WORK TO COMPLETE | Reproduce the entries word for word, and omit any picture you find in them.

DATASET RECORDS |
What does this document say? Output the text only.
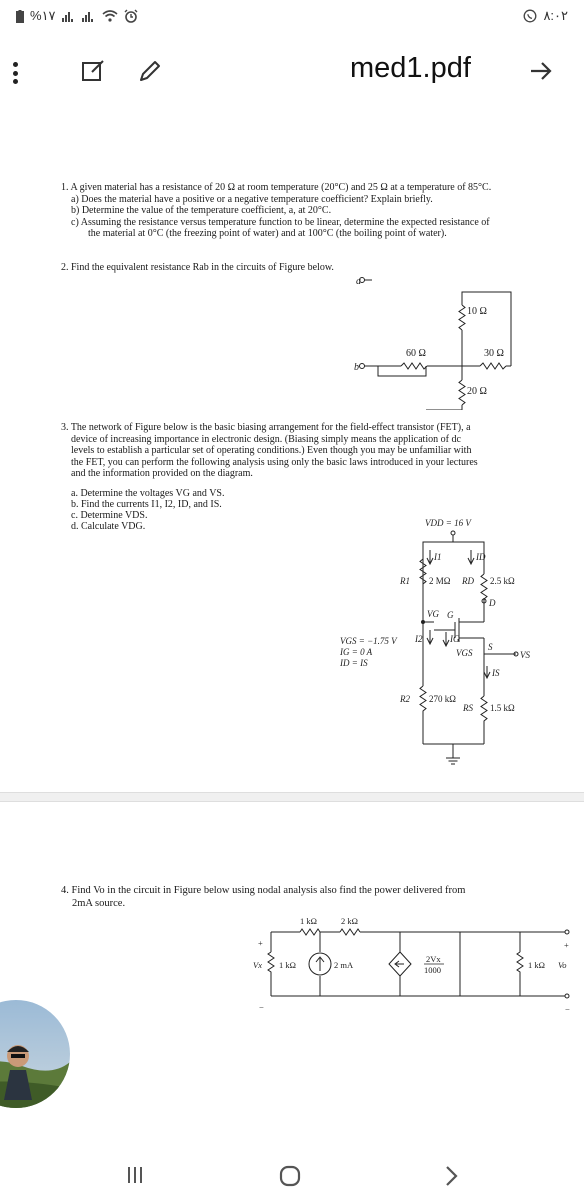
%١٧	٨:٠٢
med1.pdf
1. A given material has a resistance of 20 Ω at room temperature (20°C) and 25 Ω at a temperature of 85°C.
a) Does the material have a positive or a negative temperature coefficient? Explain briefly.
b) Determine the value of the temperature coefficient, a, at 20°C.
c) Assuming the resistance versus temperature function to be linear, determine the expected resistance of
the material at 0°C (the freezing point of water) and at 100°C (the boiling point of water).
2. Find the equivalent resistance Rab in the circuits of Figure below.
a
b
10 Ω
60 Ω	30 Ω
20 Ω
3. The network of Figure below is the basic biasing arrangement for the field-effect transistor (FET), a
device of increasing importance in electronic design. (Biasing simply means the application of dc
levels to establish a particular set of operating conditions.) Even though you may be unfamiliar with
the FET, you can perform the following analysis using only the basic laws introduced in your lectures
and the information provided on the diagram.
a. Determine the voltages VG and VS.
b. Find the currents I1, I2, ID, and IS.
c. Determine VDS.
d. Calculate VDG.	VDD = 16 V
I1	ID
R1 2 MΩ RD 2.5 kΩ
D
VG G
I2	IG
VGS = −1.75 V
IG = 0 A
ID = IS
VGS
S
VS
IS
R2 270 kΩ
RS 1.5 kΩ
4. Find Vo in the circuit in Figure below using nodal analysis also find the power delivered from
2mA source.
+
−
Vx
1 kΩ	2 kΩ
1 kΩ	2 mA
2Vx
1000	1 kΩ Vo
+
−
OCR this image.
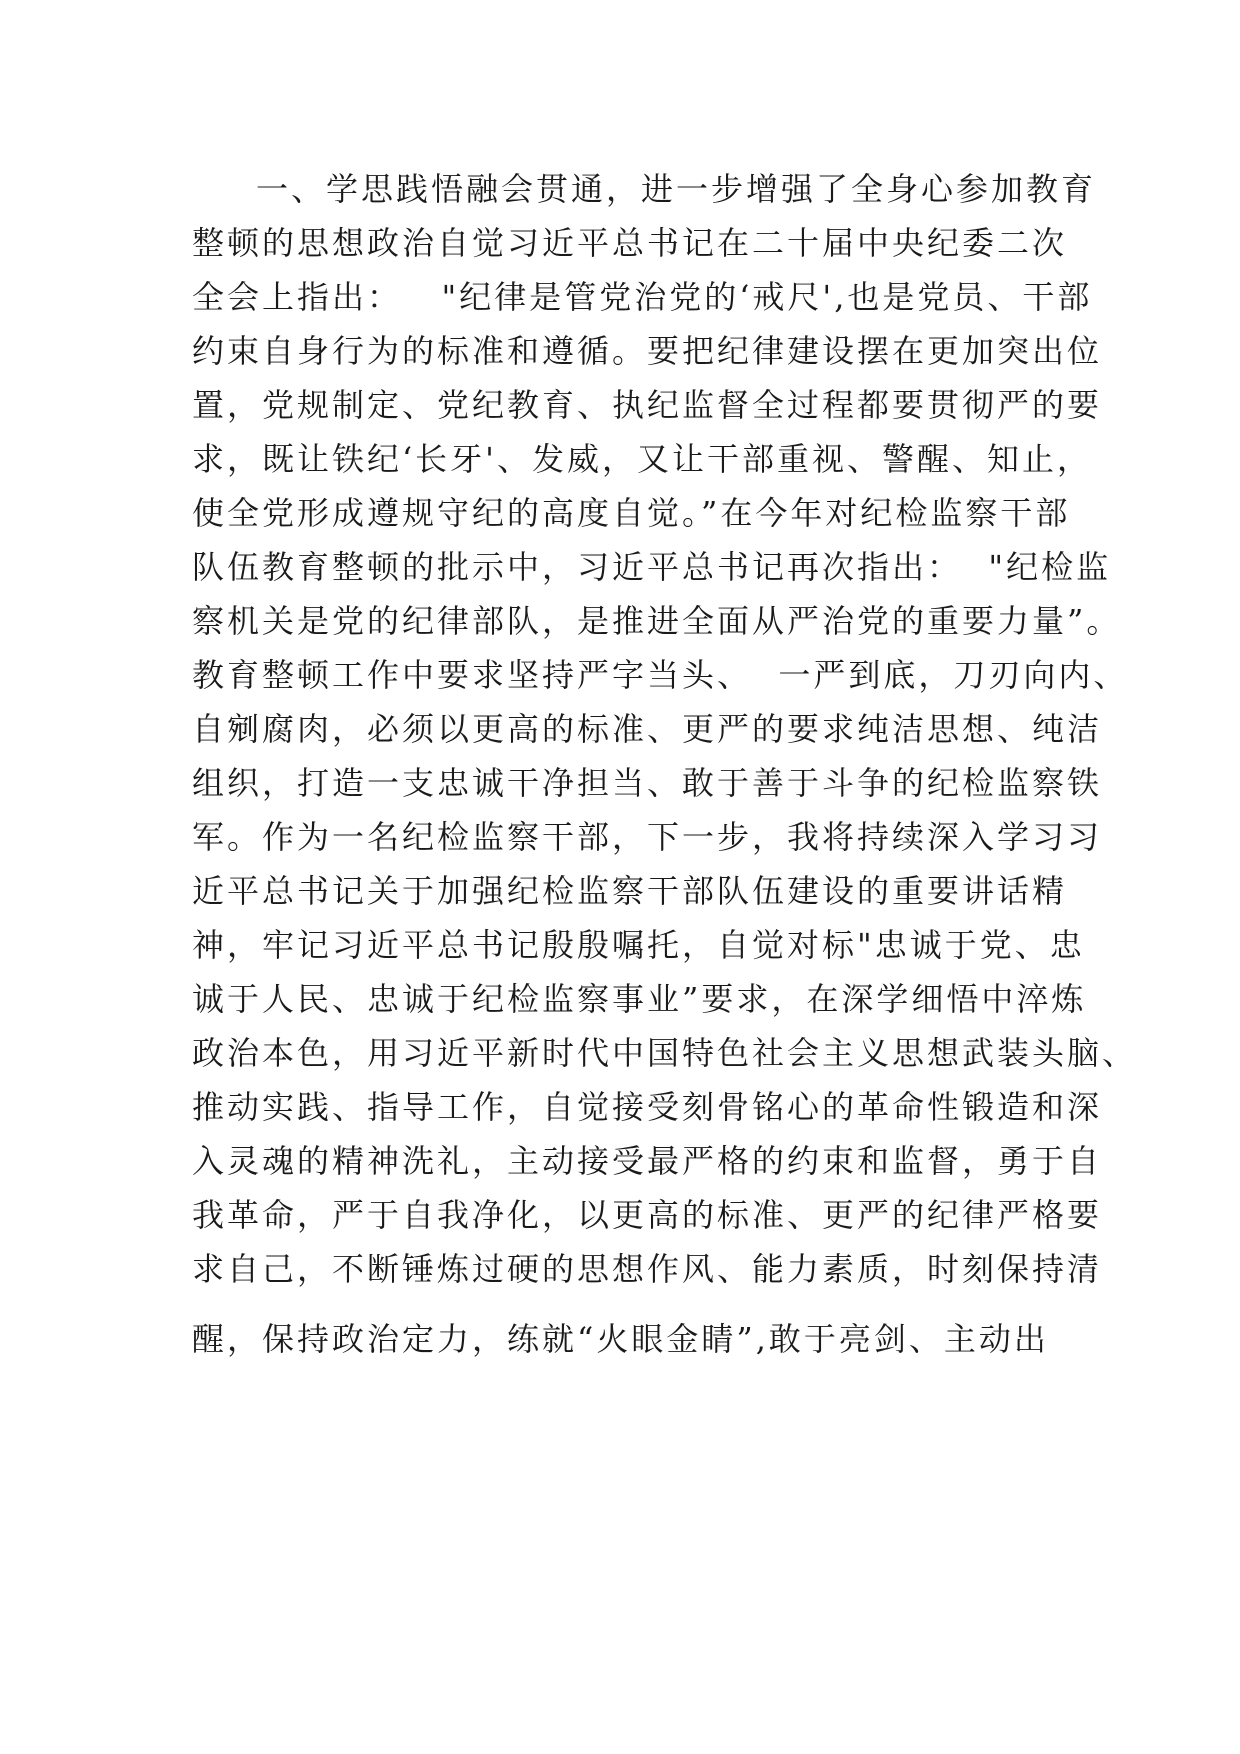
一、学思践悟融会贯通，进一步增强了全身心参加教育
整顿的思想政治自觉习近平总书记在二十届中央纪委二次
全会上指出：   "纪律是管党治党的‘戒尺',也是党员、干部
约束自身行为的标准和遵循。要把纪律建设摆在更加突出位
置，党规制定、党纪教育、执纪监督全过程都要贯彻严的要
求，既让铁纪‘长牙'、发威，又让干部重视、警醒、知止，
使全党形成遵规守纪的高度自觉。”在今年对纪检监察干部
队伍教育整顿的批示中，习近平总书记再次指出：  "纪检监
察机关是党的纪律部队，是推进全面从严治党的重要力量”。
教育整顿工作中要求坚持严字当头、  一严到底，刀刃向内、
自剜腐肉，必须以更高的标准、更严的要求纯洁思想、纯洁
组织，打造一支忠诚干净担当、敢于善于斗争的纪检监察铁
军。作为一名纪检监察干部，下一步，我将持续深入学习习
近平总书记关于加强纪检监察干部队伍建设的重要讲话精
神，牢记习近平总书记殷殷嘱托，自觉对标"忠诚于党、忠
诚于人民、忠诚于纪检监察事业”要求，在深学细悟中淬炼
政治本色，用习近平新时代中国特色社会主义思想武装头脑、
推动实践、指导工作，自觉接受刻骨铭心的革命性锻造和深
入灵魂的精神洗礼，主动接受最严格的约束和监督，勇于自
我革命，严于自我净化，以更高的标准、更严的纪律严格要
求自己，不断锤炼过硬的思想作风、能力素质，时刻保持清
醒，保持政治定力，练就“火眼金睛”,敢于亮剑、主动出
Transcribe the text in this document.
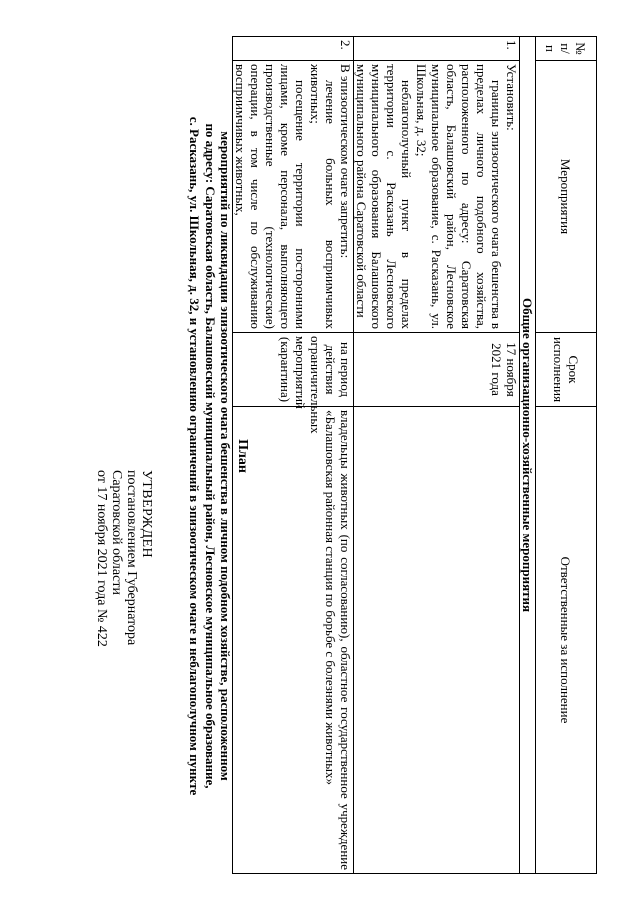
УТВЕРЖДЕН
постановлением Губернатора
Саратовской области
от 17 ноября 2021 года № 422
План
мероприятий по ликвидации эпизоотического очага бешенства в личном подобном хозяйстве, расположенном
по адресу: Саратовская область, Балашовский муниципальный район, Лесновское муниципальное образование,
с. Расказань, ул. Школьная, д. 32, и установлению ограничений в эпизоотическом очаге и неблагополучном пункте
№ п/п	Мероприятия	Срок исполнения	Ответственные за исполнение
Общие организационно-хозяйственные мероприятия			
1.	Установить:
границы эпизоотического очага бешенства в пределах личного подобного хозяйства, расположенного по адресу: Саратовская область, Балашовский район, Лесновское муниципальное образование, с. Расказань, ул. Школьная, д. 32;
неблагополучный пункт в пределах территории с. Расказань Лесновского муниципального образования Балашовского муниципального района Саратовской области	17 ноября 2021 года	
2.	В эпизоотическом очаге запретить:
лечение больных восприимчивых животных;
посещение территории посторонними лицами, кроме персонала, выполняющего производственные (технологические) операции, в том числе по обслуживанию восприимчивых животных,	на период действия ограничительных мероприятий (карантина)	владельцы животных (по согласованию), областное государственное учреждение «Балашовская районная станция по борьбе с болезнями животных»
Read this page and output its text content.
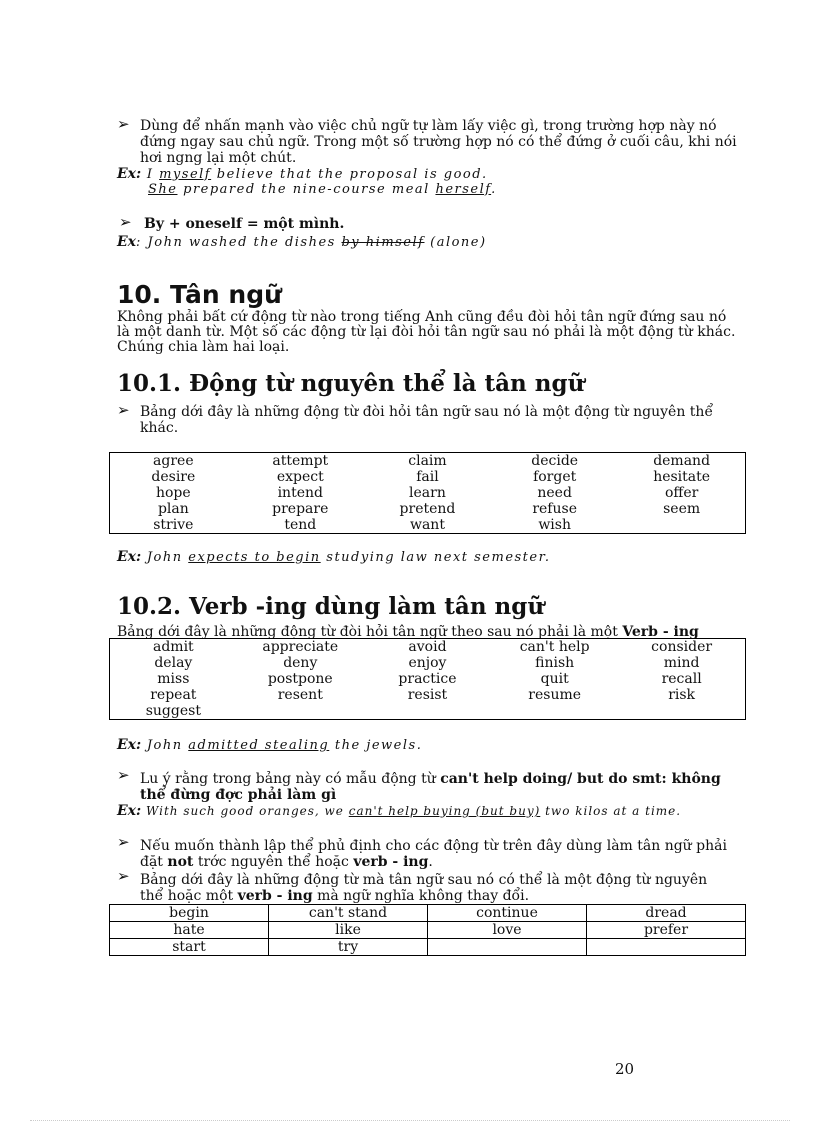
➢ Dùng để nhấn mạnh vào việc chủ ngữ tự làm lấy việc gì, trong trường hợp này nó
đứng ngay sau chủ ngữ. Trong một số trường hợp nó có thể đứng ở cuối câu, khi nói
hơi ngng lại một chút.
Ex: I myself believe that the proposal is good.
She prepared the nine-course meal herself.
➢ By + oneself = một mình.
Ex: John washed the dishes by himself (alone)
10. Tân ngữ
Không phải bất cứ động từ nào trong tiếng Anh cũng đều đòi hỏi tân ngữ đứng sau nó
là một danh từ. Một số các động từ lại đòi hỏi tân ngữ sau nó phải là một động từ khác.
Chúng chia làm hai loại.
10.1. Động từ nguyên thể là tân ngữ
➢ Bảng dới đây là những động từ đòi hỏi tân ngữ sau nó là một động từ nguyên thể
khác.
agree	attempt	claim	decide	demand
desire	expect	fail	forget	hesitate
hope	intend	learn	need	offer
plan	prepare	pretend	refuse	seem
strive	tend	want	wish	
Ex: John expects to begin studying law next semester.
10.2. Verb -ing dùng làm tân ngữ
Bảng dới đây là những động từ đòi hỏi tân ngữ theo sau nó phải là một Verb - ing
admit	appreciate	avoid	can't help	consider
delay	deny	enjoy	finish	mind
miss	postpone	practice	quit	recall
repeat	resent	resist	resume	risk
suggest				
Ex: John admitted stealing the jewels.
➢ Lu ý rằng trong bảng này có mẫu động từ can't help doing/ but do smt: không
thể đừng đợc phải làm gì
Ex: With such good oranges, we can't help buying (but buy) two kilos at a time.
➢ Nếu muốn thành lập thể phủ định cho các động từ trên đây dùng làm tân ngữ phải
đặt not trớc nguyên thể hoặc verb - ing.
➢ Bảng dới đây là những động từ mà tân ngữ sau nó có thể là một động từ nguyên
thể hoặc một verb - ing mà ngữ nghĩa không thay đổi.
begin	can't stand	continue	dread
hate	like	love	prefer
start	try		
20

EXPECTED OUTPUT |
What does this document say? Output the text only.
%١٧	٨:٠٢
med1.pdf
1. A given material has a resistance of 20 Ω at room temperature (20°C) and 25 Ω at a temperature of 85°C.
a) Does the material have a positive or a negative temperature coefficient? Explain briefly.
b) Determine the value of the temperature coefficient, a, at 20°C.
c) Assuming the resistance versus temperature function to be linear, determine the expected resistance of
the material at 0°C (the freezing point of water) and at 100°C (the boiling point of water).
2. Find the equivalent resistance Rab in the circuits of Figure below.
a
b
10 Ω
60 Ω	30 Ω
20 Ω
3. The network of Figure below is the basic biasing arrangement for the field-effect transistor (FET), a
device of increasing importance in electronic design. (Biasing simply means the application of dc
levels to establish a particular set of operating conditions.) Even though you may be unfamiliar with
the FET, you can perform the following analysis using only the basic laws introduced in your lectures
and the information provided on the diagram.
a. Determine the voltages VG and VS.
b. Find the currents I1, I2, ID, and IS.
c. Determine VDS.
d. Calculate VDG.	VDD = 16 V
I1	ID
R1 2 MΩ RD 2.5 kΩ
D
VG G
I2	IG
VGS = −1.75 V
IG = 0 A
ID = IS
VGS
S
VS
IS
R2 270 kΩ
RS 1.5 kΩ
4. Find Vo in the circuit in Figure below using nodal analysis also find the power delivered from
2mA source.
+
−
Vx
1 kΩ	2 kΩ
1 kΩ	2 mA
2Vx
1000	1 kΩ Vo
+
−
OCR this image.
一、学思践悟融会贯通，进一步增强了全身心参加教育
整顿的思想政治自觉习近平总书记在二十届中央纪委二次
全会上指出：   "纪律是管党治党的‘戒尺',也是党员、干部
约束自身行为的标准和遵循。要把纪律建设摆在更加突出位
置，党规制定、党纪教育、执纪监督全过程都要贯彻严的要
求，既让铁纪‘长牙'、发威，又让干部重视、警醒、知止，
使全党形成遵规守纪的高度自觉。”在今年对纪检监察干部
队伍教育整顿的批示中，习近平总书记再次指出：  "纪检监
察机关是党的纪律部队，是推进全面从严治党的重要力量”。
教育整顿工作中要求坚持严字当头、  一严到底，刀刃向内、
自剜腐肉，必须以更高的标准、更严的要求纯洁思想、纯洁
组织，打造一支忠诚干净担当、敢于善于斗争的纪检监察铁
军。作为一名纪检监察干部，下一步，我将持续深入学习习
近平总书记关于加强纪检监察干部队伍建设的重要讲话精
神，牢记习近平总书记殷殷嘱托，自觉对标"忠诚于党、忠
诚于人民、忠诚于纪检监察事业”要求，在深学细悟中淬炼
政治本色，用习近平新时代中国特色社会主义思想武装头脑、
推动实践、指导工作，自觉接受刻骨铭心的革命性锻造和深
入灵魂的精神洗礼，主动接受最严格的约束和监督，勇于自
我革命，严于自我净化，以更高的标准、更严的纪律严格要
求自己，不断锤炼过硬的思想作风、能力素质，时刻保持清
醒，保持政治定力，练就“火眼金睛”,敢于亮剑、主动出
Transcribe the text in this document.
УТВЕРЖДЕН
постановлением Губернатора
Саратовской области
от 17 ноября 2021 года № 422
План
мероприятий по ликвидации эпизоотического очага бешенства в личном подобном хозяйстве, расположенном
по адресу: Саратовская область, Балашовский муниципальный район, Лесновское муниципальное образование,
с. Расказань, ул. Школьная, д. 32, и установлению ограничений в эпизоотическом очаге и неблагополучном пункте
№ п/п	Мероприятия	Срок исполнения	Ответственные за исполнение
Общие организационно-хозяйственные мероприятия			
1.	Установить:
границы эпизоотического очага бешенства в пределах личного подобного хозяйства, расположенного по адресу: Саратовская область, Балашовский район, Лесновское муниципальное образование, с. Расказань, ул. Школьная, д. 32;
неблагополучный пункт в пределах территории с. Расказань Лесновского муниципального образования Балашовского муниципального района Саратовской области	17 ноября 2021 года	
2.	В эпизоотическом очаге запретить:
лечение больных восприимчивых животных;
посещение территории посторонними лицами, кроме персонала, выполняющего производственные (технологические) операции, в том числе по обслуживанию восприимчивых животных,	на период действия ограничительных мероприятий (карантина)	владельцы животных (по согласованию), областное государственное учреждение «Балашовская районная станция по борьбе с болезнями животных»
Read this page and output its text content.
➢ Dùng để nhấn mạnh vào việc chủ ngữ tự làm lấy việc gì, trong trường hợp này nó
đứng ngay sau chủ ngữ. Trong một số trường hợp nó có thể đứng ở cuối câu, khi nói
hơi ngng lại một chút.
Ex: I myself believe that the proposal is good.
She prepared the nine-course meal herself.
➢ By + oneself = một mình.
Ex: John washed the dishes by himself (alone)
10. Tân ngữ
Không phải bất cứ động từ nào trong tiếng Anh cũng đều đòi hỏi tân ngữ đứng sau nó
là một danh từ. Một số các động từ lại đòi hỏi tân ngữ sau nó phải là một động từ khác.
Chúng chia làm hai loại.
10.1. Động từ nguyên thể là tân ngữ
➢ Bảng dới đây là những động từ đòi hỏi tân ngữ sau nó là một động từ nguyên thể
khác.
agree	attempt	claim	decide	demand
desire	expect	fail	forget	hesitate
hope	intend	learn	need	offer
plan	prepare	pretend	refuse	seem
strive	tend	want	wish	
Ex: John expects to begin studying law next semester.
10.2. Verb -ing dùng làm tân ngữ
Bảng dới đây là những động từ đòi hỏi tân ngữ theo sau nó phải là một Verb - ing
admit	appreciate	avoid	can't help	consider
delay	deny	enjoy	finish	mind
miss	postpone	practice	quit	recall
repeat	resent	resist	resume	risk
suggest				
Ex: John admitted stealing the jewels.
➢ Lu ý rằng trong bảng này có mẫu động từ can't help doing/ but do smt: không
thể đừng đợc phải làm gì
Ex: With such good oranges, we can't help buying (but buy) two kilos at a time.
➢ Nếu muốn thành lập thể phủ định cho các động từ trên đây dùng làm tân ngữ phải
đặt not trớc nguyên thể hoặc verb - ing.
➢ Bảng dới đây là những động từ mà tân ngữ sau nó có thể là một động từ nguyên
thể hoặc một verb - ing mà ngữ nghĩa không thay đổi.
begin	can't stand	continue	dread
hate	like	love	prefer
start	try		
20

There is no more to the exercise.